### Work required
Extract every line below that contains the word "this".

────

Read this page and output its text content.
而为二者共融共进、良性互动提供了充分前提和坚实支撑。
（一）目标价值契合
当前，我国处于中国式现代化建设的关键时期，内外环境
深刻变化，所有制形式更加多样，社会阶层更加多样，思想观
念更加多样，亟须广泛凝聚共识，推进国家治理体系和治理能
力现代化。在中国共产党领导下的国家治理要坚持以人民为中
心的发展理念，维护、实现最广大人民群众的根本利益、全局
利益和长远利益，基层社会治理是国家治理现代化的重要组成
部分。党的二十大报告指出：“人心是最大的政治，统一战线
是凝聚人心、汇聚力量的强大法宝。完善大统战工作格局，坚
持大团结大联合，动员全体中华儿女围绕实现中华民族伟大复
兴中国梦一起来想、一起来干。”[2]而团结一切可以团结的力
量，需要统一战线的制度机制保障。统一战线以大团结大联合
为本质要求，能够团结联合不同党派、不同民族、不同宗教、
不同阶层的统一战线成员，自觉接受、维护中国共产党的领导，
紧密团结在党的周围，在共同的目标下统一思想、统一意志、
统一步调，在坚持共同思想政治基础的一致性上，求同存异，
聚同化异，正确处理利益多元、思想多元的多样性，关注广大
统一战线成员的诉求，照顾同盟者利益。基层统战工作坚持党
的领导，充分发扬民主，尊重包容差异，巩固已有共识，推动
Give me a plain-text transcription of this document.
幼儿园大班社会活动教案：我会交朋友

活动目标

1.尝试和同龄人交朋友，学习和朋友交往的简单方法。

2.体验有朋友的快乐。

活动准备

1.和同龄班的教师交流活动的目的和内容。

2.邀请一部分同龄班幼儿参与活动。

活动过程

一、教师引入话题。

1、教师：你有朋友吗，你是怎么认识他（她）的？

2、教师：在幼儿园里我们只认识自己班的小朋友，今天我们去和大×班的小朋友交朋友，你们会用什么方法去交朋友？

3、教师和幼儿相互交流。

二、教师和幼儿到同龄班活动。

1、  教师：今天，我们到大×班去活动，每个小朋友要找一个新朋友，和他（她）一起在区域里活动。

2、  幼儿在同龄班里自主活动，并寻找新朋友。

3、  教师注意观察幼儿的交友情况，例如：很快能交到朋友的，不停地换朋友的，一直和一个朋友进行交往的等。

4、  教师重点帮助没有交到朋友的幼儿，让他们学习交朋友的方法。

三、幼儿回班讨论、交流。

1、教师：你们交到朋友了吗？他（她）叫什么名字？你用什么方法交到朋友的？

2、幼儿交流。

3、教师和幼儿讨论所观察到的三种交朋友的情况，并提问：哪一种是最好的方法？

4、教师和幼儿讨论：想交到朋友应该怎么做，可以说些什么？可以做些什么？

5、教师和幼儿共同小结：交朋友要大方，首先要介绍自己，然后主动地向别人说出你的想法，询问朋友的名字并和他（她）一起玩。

────

### Answer to the problem
Read this page and output its text content.
Give me a plain-text transcription of this document.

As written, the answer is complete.